[Rows from a figure dataset]
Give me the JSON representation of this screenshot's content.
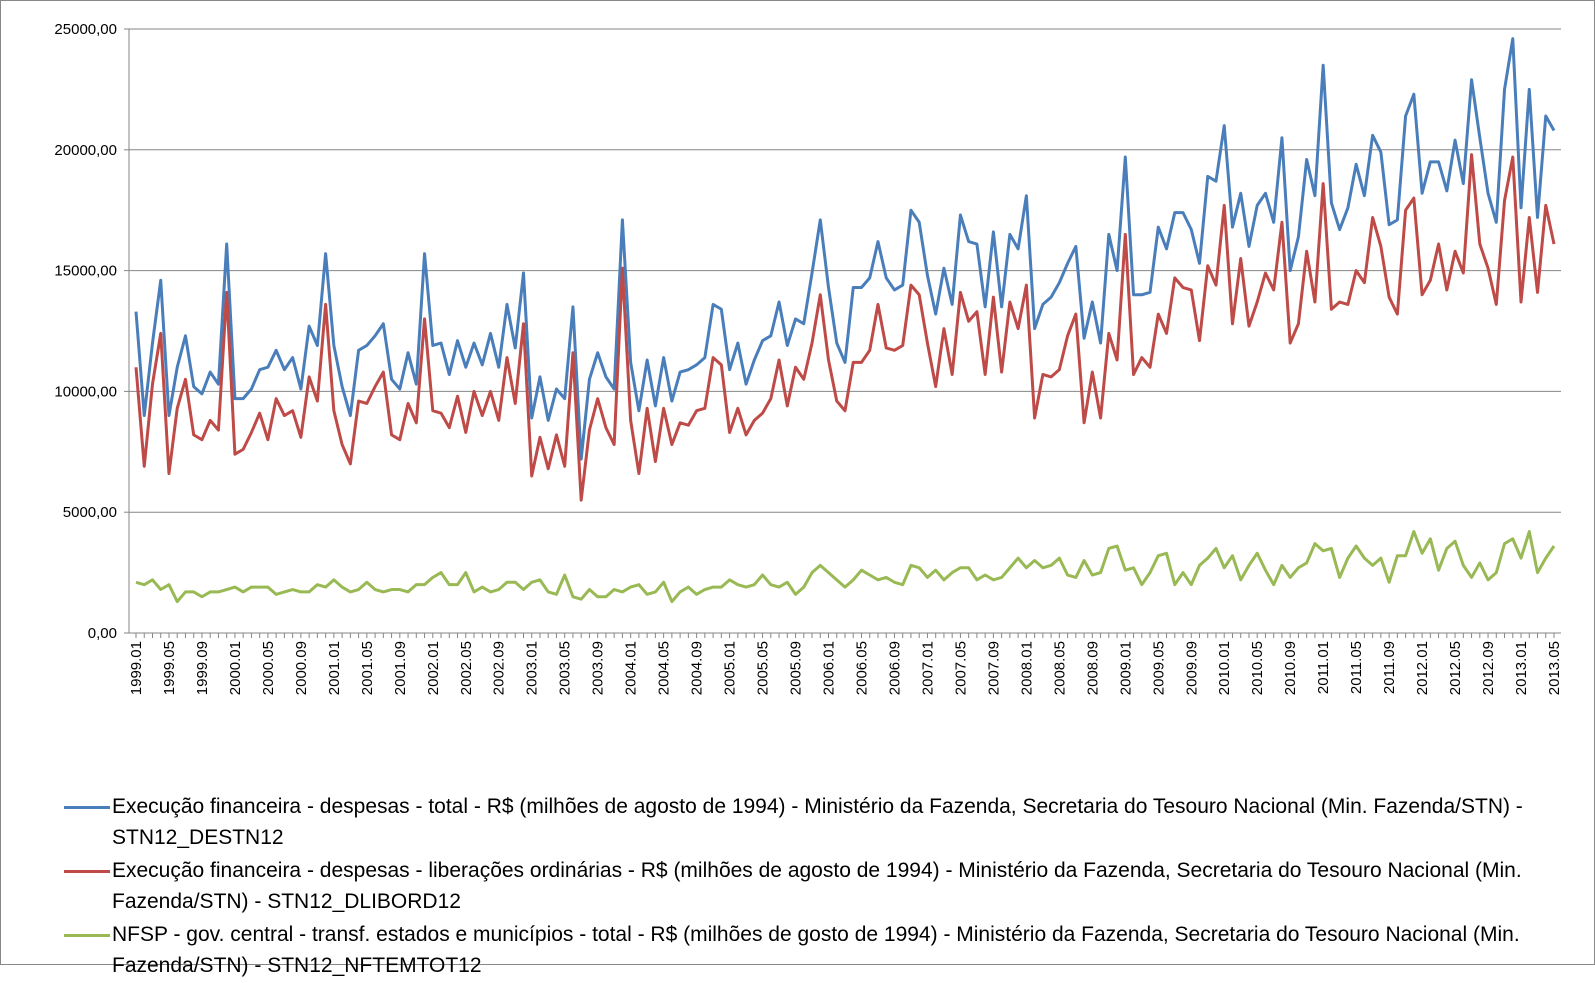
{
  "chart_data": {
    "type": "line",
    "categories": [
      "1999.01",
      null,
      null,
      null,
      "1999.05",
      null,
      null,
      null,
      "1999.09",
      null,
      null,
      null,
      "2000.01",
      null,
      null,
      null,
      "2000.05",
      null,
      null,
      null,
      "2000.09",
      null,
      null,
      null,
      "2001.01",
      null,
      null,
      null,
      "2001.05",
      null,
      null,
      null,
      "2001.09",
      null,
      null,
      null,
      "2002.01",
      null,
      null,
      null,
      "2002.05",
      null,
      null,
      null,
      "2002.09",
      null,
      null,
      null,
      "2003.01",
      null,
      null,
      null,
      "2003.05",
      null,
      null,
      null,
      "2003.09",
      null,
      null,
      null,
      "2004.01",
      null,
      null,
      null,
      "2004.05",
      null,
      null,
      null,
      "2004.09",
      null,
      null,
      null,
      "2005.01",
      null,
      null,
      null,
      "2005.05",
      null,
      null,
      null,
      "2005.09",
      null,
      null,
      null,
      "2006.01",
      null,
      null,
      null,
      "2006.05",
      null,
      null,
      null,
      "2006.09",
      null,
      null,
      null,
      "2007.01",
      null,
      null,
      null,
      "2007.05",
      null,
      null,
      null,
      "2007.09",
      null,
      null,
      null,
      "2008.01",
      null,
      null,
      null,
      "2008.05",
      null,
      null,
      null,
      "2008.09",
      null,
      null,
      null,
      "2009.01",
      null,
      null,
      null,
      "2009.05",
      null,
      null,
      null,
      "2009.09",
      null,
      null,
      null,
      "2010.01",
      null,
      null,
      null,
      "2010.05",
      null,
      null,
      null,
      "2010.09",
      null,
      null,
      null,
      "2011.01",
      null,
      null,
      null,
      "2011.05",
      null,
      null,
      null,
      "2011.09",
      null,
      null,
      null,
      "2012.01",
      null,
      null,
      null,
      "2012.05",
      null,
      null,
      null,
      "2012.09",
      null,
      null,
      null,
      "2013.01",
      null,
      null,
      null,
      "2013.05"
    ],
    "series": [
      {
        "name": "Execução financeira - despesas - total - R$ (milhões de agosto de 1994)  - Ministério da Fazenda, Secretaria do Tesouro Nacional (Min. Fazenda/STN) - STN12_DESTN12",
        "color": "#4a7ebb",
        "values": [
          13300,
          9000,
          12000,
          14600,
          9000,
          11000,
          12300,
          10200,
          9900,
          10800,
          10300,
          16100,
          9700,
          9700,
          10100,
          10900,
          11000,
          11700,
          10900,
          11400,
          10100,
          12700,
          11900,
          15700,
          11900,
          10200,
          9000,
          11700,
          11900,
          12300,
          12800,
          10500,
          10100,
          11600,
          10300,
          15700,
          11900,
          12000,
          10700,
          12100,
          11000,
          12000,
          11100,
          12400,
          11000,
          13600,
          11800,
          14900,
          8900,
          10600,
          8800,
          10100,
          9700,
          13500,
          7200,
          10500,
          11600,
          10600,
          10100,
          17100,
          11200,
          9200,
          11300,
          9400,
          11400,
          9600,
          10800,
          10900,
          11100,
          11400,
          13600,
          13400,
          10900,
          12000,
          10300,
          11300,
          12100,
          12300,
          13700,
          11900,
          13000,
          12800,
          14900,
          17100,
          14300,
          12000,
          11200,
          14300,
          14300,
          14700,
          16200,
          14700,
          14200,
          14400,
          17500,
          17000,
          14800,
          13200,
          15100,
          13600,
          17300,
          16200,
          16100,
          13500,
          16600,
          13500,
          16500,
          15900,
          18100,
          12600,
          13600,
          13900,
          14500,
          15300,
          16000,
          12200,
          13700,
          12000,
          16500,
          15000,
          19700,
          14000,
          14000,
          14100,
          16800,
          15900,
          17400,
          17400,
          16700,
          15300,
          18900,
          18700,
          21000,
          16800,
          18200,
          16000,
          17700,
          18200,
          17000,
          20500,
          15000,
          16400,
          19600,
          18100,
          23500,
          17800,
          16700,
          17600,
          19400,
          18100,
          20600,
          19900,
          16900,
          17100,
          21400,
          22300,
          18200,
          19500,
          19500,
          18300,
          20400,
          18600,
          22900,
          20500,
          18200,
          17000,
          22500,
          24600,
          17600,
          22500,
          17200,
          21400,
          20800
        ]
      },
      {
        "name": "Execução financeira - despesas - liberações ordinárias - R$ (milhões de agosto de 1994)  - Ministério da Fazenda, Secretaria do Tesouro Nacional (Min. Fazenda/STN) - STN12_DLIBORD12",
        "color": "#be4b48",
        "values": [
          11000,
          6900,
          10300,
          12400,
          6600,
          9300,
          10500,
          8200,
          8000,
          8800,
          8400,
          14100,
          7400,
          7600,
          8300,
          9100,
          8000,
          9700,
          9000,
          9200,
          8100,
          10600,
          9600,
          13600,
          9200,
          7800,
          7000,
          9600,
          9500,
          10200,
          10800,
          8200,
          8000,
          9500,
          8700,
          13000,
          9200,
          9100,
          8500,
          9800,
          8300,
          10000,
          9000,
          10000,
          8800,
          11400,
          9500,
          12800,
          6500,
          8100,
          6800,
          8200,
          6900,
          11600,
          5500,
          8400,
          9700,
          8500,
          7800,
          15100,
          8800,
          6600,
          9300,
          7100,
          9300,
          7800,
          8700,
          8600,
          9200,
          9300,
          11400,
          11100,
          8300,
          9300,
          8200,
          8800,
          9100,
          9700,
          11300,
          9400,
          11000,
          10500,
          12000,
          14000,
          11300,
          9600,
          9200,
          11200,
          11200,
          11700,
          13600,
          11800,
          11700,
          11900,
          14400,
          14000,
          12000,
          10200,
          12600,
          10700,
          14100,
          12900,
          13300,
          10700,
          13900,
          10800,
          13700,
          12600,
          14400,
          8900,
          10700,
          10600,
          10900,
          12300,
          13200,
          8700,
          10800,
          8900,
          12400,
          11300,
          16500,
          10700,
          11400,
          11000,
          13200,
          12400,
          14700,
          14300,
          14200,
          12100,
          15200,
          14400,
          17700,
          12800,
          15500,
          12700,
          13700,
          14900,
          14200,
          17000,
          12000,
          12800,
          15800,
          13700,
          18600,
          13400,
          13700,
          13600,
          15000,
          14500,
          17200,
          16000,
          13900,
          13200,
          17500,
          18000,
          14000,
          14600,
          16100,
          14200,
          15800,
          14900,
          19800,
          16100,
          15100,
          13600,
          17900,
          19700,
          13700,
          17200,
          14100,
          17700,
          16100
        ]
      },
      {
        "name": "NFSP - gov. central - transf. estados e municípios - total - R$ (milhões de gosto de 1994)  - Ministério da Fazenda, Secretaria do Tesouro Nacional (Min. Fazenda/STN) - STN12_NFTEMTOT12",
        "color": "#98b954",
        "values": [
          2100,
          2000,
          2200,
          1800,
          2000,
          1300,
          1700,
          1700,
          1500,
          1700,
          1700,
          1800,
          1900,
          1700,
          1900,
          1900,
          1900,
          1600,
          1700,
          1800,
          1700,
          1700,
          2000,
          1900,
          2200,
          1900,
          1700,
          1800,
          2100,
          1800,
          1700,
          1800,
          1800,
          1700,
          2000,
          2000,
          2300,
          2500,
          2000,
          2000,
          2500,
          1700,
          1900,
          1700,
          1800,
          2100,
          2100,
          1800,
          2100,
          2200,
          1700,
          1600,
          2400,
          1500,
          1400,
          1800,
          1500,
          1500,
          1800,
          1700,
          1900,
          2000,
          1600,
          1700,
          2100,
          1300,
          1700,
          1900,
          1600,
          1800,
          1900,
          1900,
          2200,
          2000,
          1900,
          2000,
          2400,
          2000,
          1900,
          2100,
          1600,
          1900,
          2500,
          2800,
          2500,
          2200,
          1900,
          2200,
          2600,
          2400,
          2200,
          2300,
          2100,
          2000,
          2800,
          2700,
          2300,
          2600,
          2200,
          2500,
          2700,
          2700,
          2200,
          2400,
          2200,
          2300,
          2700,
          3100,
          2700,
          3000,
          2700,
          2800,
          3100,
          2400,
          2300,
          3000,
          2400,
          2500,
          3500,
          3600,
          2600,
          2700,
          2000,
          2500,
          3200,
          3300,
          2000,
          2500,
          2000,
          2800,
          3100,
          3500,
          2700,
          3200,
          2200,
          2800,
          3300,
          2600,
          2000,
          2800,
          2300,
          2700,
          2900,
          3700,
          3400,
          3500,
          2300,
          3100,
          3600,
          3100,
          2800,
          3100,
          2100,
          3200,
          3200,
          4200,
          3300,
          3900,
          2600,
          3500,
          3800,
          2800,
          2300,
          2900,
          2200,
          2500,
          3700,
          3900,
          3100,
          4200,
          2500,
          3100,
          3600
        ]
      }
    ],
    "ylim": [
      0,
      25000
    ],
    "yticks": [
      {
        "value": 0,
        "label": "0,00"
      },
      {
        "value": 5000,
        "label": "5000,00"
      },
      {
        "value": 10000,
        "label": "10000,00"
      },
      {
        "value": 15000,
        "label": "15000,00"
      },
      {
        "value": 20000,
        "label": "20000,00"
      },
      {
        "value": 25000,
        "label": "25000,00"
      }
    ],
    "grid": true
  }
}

_WORK TO DO_: Find every line in the records that contains the word "total"; copy those lines.

_WRITTEN SOLUTION_:
        "name": "Execução financeira - despesas - total - R$ (milhões de agosto de 1994)  - Ministério da Fazenda, Secretaria do Tesouro Nacional (Min. Fazenda/STN) - STN12_DESTN12",
        "name": "NFSP - gov. central - transf. estados e municípios - total - R$ (milhões de gosto de 1994)  - Ministério da Fazenda, Secretaria do Tesouro Nacional (Min. Fazenda/STN) - STN12_NFTEMTOT12",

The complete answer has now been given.